• Stated task
Express the records from their start through the line containing "section-heading: Top articles" as a JSON list of strings, one per line, including both ends and leaving out blank lines.

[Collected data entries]
::::::
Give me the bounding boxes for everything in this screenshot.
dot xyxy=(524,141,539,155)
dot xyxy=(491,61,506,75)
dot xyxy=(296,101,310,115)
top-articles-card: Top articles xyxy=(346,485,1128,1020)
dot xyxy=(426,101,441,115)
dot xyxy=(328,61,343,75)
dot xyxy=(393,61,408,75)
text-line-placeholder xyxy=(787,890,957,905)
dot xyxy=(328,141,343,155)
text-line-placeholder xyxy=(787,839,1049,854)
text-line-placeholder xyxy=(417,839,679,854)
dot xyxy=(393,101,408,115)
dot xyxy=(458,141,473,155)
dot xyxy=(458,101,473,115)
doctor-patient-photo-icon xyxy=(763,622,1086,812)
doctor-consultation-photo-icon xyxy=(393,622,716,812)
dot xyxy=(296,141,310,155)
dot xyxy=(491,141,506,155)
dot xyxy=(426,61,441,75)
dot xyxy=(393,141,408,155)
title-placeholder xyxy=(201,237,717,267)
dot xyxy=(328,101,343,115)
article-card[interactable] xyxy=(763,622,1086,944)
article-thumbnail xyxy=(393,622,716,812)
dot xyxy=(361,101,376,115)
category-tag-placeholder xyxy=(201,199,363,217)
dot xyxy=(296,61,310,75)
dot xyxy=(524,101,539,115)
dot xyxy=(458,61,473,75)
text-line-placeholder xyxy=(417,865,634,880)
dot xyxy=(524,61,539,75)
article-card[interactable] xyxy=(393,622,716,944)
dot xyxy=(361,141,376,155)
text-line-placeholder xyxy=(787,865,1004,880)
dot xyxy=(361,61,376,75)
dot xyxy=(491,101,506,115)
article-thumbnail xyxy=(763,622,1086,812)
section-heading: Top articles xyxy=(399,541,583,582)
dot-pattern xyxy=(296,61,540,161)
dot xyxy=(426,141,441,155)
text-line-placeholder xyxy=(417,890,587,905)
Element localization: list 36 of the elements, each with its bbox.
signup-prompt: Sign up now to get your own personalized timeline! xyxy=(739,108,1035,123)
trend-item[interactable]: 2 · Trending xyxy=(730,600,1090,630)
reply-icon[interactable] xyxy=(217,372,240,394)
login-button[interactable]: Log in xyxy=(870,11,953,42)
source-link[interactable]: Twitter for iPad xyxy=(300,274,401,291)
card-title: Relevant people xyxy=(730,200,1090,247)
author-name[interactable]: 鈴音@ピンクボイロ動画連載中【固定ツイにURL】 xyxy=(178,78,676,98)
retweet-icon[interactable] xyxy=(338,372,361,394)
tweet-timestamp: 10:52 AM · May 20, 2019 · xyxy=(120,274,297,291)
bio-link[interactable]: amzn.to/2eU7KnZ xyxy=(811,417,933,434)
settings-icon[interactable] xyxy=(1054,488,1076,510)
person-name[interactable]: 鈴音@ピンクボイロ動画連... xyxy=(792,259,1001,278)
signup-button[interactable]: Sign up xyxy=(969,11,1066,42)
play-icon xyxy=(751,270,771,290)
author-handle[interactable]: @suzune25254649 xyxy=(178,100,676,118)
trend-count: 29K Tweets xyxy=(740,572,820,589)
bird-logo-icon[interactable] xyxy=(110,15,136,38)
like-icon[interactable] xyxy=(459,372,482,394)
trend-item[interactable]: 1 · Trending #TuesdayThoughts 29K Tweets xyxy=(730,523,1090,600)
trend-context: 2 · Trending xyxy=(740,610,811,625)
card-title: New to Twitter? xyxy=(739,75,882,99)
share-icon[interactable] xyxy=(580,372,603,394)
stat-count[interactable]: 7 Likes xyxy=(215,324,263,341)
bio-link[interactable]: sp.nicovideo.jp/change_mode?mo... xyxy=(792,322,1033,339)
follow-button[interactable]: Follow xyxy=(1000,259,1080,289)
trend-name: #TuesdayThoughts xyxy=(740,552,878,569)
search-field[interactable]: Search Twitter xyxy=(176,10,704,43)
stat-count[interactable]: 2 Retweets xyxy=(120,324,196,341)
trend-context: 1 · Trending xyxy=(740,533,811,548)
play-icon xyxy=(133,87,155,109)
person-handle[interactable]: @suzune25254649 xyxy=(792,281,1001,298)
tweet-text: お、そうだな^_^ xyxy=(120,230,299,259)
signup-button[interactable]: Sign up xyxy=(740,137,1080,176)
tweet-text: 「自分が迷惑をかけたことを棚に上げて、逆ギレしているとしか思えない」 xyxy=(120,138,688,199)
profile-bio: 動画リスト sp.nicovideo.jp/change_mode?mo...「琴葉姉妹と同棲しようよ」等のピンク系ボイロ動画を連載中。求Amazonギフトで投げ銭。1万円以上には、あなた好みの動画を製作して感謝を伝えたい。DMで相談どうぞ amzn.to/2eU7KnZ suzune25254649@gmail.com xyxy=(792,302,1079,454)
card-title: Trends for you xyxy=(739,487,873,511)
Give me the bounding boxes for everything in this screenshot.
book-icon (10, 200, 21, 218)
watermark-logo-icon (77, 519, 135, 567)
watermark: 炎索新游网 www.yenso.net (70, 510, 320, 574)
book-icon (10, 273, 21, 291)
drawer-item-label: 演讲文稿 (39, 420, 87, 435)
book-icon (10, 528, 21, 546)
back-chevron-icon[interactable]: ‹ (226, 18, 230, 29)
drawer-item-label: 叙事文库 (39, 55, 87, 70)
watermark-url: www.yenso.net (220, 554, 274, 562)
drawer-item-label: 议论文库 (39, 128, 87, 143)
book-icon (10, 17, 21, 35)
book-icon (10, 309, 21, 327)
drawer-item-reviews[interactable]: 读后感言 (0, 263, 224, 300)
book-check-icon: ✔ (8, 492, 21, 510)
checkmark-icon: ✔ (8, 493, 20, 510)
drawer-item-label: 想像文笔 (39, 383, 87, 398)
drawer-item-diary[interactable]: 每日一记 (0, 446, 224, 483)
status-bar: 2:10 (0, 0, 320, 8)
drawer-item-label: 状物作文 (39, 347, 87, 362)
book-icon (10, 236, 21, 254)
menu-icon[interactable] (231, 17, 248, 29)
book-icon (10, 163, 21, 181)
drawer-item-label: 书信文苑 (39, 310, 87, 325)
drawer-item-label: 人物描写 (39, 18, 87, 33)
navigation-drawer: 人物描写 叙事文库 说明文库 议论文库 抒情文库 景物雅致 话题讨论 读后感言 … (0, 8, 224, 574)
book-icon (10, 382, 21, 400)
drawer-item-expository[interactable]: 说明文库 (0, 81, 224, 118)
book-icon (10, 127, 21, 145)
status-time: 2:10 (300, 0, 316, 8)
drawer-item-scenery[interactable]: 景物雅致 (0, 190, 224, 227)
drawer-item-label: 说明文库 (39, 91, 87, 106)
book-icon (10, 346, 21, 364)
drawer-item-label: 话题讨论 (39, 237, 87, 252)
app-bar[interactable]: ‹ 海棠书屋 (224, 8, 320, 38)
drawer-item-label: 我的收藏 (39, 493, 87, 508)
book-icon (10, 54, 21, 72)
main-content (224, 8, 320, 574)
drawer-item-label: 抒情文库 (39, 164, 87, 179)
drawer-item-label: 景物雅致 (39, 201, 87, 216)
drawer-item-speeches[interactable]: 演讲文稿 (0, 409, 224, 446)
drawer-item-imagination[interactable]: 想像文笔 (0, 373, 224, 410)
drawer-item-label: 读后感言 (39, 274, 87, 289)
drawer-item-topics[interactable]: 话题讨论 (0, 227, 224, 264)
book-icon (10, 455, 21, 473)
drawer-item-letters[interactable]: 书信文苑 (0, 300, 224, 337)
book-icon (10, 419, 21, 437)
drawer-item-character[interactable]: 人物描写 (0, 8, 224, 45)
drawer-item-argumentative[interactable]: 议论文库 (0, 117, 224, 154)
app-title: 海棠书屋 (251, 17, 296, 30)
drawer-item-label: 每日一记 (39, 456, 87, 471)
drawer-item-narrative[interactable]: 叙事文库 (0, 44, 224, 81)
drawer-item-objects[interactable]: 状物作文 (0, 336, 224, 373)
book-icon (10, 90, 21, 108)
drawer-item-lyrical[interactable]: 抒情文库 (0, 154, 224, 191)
::::::
• Final result
[
  "Give me the bounding boxes for everything in this screenshot.",
  "dot xyxy=(524,141,539,155)",
  "dot xyxy=(491,61,506,75)",
  "dot xyxy=(296,101,310,115)",
  "top-articles-card: Top articles xyxy=(346,485,1128,1020)",
  "dot xyxy=(426,101,441,115)",
  "dot xyxy=(328,61,343,75)",
  "dot xyxy=(393,61,408,75)",
  "text-line-placeholder xyxy=(787,890,957,905)",
  "dot xyxy=(328,141,343,155)",
  "text-line-placeholder xyxy=(787,839,1049,854)",
  "text-line-placeholder xyxy=(417,839,679,854)",
  "dot xyxy=(393,101,408,115)",
  "dot xyxy=(458,141,473,155)",
  "dot xyxy=(458,101,473,115)",
  "doctor-patient-photo-icon xyxy=(763,622,1086,812)",
  "doctor-consultation-photo-icon xyxy=(393,622,716,812)",
  "dot xyxy=(296,141,310,155)",
  "dot xyxy=(491,141,506,155)",
  "dot xyxy=(426,61,441,75)",
  "dot xyxy=(393,141,408,155)",
  "title-placeholder xyxy=(201,237,717,267)",
  "dot xyxy=(328,101,343,115)",
  "article-card[interactable] xyxy=(763,622,1086,944)",
  "article-thumbnail xyxy=(393,622,716,812)",
  "dot xyxy=(361,101,376,115)",
  "category-tag-placeholder xyxy=(201,199,363,217)",
  "dot xyxy=(296,61,310,75)",
  "dot xyxy=(524,101,539,115)",
  "dot xyxy=(458,61,473,75)",
  "text-line-placeholder xyxy=(417,865,634,880)",
  "dot xyxy=(524,61,539,75)",
  "article-card[interactable] xyxy=(393,622,716,944)",
  "dot xyxy=(361,141,376,155)",
  "text-line-placeholder xyxy=(787,865,1004,880)",
  "dot xyxy=(361,61,376,75)",
  "dot xyxy=(491,101,506,115)",
  "article-thumbnail xyxy=(763,622,1086,812)",
  "section-heading: Top articles xyxy=(399,541,583,582)"
]